Entries from a dataset
☆ ☆ ☆ ☆ ☆ ☆ ☆
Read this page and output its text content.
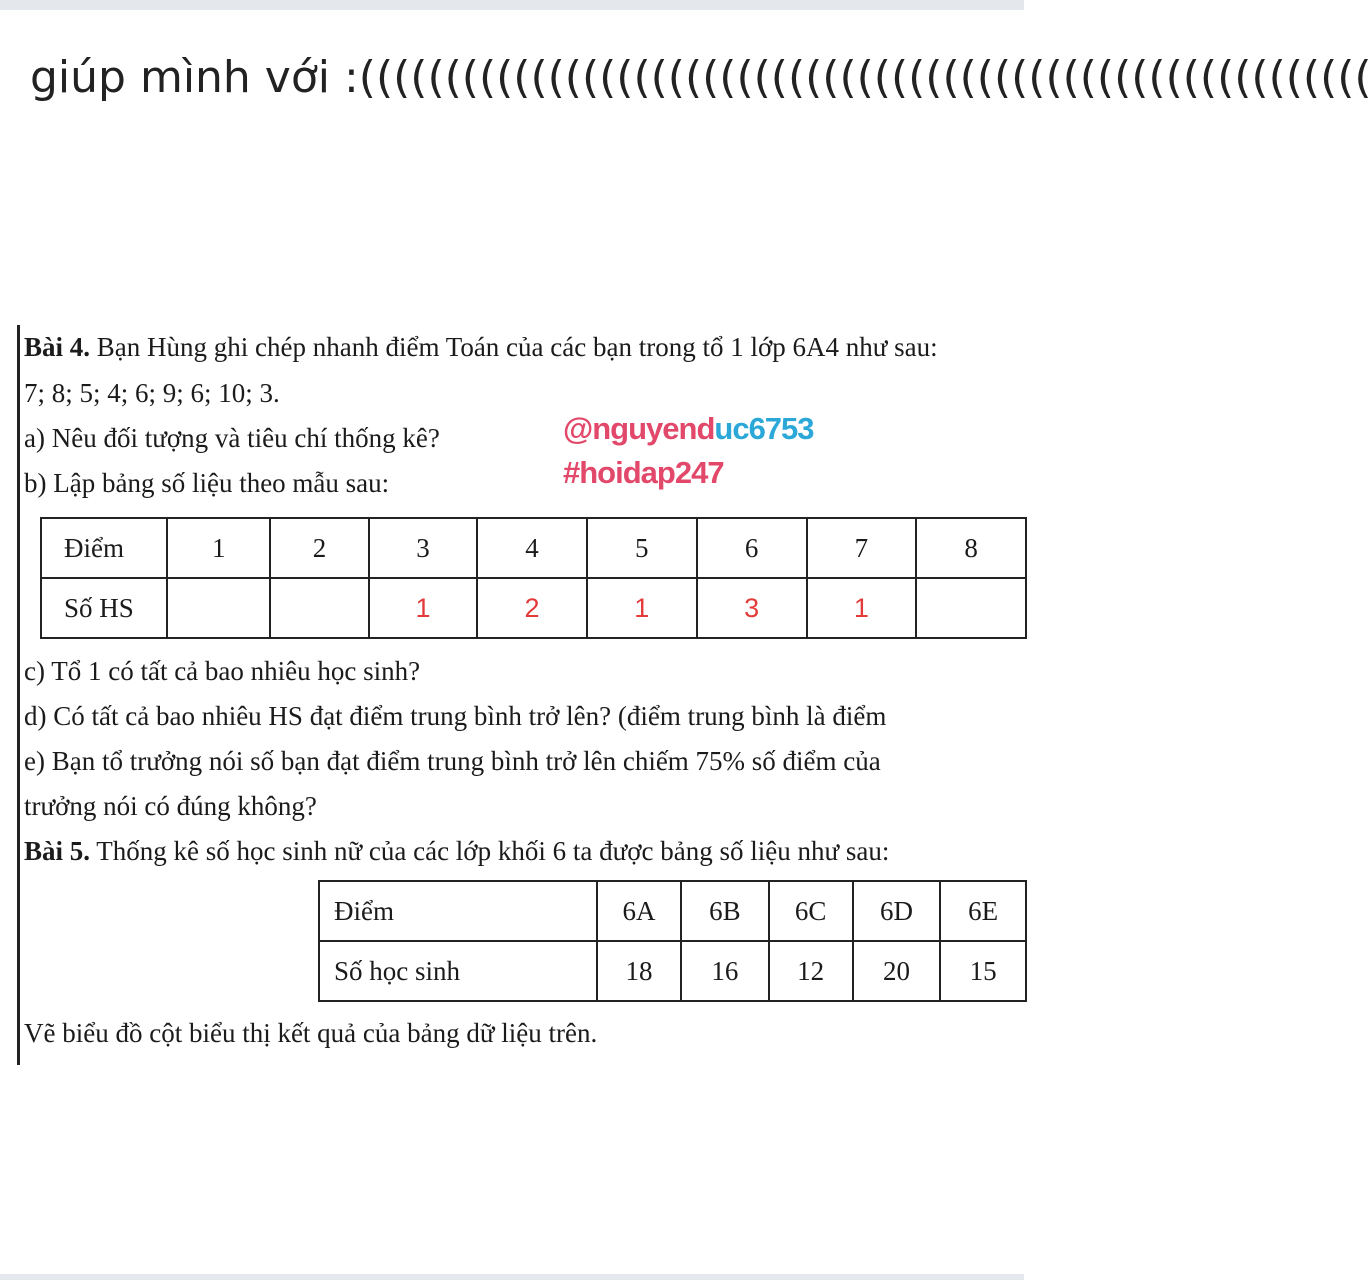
giúp mình với :(((((((((((((((((((((((((((((((((((((((((((((((((((((((((((
Bài 4. Bạn Hùng ghi chép nhanh điểm Toán của các bạn trong tổ 1 lớp 6A4 như sau:
7; 8; 5; 4; 6; 9; 6; 10; 3.
a) Nêu đối tượng và tiêu chí thống kê?
b) Lập bảng số liệu theo mẫu sau:
@nguyenduc6753
#hoidap247
Điểm	1	2	3	4	5	6	7	8
Số HS			1	2	1	3	1	
c) Tổ 1 có tất cả bao nhiêu học sinh?
d) Có tất cả bao nhiêu HS đạt điểm trung bình trở lên? (điểm trung bình là điểm
e) Bạn tổ trưởng nói số bạn đạt điểm trung bình trở lên chiếm 75% số điểm của
trưởng nói có đúng không?
Bài 5. Thống kê số học sinh nữ của các lớp khối 6 ta được bảng số liệu như sau:
Điểm	6A	6B	6C	6D	6E
Số học sinh	18	16	12	20	15
Vẽ biểu đồ cột biểu thị kết quả của bảng dữ liệu trên.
☆ ☆ ☆ ☆ ☆ ☆ ☆
Job:
Repeat each entry exactly. Pictures do not belong in the copy.

Task result:
Read this page and output its text content.
giúp mình với :(((((((((((((((((((((((((((((((((((((((((((((((((((((((((((
Bài 4. Bạn Hùng ghi chép nhanh điểm Toán của các bạn trong tổ 1 lớp 6A4 như sau:
7; 8; 5; 4; 6; 9; 6; 10; 3.
a) Nêu đối tượng và tiêu chí thống kê?
b) Lập bảng số liệu theo mẫu sau:
@nguyenduc6753
#hoidap247
Điểm	1	2	3	4	5	6	7	8
Số HS			1	2	1	3	1	
c) Tổ 1 có tất cả bao nhiêu học sinh?
d) Có tất cả bao nhiêu HS đạt điểm trung bình trở lên? (điểm trung bình là điểm
e) Bạn tổ trưởng nói số bạn đạt điểm trung bình trở lên chiếm 75% số điểm của
trưởng nói có đúng không?
Bài 5. Thống kê số học sinh nữ của các lớp khối 6 ta được bảng số liệu như sau:
Điểm	6A	6B	6C	6D	6E
Số học sinh	18	16	12	20	15
Vẽ biểu đồ cột biểu thị kết quả của bảng dữ liệu trên.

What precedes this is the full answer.